### EXERCISE MATERIALS
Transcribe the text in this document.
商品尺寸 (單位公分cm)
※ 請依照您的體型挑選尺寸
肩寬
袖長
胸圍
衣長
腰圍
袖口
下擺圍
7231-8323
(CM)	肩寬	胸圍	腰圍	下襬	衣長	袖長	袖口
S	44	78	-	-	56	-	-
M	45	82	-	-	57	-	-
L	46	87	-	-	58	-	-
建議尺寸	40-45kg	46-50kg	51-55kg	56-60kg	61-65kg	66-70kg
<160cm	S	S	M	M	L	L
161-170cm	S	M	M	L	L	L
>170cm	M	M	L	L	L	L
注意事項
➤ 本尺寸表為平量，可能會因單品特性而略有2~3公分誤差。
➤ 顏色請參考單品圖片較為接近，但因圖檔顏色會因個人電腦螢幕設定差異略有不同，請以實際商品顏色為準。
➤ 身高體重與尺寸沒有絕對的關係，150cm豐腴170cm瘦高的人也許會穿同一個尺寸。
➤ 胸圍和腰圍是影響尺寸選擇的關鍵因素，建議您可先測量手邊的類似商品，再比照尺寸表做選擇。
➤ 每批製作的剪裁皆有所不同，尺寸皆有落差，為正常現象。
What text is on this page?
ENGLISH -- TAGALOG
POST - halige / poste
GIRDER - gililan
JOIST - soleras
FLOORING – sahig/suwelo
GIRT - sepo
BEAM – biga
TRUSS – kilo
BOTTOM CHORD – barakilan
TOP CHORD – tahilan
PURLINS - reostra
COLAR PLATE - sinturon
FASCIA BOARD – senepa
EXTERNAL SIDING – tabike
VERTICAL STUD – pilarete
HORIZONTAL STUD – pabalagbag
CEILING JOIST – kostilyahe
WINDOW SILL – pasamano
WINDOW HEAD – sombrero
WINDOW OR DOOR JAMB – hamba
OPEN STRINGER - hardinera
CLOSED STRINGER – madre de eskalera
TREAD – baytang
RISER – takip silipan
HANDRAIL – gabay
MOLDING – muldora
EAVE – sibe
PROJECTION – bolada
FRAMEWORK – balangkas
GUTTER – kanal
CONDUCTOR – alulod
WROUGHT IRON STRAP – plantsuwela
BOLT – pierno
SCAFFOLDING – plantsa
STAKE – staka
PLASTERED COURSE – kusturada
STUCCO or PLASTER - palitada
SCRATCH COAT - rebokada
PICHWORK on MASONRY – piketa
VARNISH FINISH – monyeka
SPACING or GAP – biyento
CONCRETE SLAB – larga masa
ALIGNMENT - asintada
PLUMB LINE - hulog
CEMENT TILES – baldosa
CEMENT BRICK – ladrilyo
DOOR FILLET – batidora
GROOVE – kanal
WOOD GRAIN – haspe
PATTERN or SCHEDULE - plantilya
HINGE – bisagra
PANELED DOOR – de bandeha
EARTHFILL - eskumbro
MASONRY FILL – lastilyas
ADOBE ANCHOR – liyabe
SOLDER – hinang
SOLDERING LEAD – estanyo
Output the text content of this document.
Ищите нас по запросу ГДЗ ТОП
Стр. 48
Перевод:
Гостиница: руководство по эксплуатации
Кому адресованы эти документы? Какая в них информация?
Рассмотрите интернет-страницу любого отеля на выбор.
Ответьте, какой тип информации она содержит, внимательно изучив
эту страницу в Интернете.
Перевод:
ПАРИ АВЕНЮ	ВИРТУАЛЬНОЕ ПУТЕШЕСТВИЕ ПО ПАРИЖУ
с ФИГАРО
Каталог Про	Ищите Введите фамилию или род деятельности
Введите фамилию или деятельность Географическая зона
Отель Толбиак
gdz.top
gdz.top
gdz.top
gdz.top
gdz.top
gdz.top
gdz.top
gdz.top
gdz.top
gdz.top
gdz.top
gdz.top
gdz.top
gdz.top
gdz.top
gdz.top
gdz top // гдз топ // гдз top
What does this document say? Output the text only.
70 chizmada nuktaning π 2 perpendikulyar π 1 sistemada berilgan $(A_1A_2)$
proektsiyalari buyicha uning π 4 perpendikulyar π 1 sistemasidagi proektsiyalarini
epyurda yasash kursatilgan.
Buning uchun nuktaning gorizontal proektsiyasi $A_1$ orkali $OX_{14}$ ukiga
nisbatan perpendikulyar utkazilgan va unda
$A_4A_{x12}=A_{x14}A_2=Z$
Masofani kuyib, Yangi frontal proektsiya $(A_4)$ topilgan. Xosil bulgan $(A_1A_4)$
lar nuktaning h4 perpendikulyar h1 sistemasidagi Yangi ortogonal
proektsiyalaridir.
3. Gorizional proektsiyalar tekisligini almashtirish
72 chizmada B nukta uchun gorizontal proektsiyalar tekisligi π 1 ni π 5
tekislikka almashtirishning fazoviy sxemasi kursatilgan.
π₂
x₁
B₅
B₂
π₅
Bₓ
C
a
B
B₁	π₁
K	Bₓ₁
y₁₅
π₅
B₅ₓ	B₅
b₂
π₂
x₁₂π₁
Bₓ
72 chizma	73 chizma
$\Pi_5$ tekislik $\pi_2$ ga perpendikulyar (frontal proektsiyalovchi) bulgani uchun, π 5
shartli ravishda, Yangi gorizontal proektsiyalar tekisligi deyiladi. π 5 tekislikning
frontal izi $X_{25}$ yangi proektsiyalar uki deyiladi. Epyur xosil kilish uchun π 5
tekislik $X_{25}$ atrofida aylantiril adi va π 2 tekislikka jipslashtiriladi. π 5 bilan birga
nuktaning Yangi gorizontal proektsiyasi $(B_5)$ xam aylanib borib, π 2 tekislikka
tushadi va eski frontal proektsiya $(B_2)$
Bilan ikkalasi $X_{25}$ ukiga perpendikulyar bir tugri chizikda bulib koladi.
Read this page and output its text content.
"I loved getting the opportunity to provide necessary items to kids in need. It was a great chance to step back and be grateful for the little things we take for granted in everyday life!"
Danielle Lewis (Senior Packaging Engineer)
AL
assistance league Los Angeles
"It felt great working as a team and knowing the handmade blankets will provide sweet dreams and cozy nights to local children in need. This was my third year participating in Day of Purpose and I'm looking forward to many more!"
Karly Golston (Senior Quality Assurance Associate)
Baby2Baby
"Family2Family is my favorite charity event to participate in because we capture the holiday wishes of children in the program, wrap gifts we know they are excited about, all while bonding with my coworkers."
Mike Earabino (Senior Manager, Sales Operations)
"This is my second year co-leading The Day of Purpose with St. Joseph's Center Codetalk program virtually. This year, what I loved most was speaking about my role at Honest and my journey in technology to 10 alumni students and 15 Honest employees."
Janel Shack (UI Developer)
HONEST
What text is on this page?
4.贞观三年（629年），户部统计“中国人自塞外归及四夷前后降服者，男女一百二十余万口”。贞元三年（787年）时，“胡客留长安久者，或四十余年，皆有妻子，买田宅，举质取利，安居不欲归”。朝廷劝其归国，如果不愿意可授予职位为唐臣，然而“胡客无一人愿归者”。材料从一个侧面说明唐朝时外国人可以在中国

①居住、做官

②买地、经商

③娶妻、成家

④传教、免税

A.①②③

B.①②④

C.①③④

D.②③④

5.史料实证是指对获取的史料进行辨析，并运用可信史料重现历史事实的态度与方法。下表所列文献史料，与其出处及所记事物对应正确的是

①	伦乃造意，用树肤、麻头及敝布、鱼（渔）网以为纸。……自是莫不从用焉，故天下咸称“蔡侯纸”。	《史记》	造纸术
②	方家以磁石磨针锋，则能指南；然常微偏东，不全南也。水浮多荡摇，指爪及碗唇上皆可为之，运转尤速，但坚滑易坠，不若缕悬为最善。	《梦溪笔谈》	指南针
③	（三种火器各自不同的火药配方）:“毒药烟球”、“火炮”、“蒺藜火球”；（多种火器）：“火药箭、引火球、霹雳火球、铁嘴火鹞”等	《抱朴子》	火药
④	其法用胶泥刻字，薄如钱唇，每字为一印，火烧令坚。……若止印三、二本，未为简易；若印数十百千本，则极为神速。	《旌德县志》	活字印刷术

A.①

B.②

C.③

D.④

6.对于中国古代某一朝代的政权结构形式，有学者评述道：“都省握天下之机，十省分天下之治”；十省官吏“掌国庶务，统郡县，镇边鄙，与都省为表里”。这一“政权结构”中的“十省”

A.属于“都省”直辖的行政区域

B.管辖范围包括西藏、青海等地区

### EXERCISE
In the records above, collect each line with "Ищите".

### SOLUTION FOR THIS TASK
Ищите нас по запросу ГДЗ ТОП
Каталог Про	Ищите Введите фамилию или род деятельности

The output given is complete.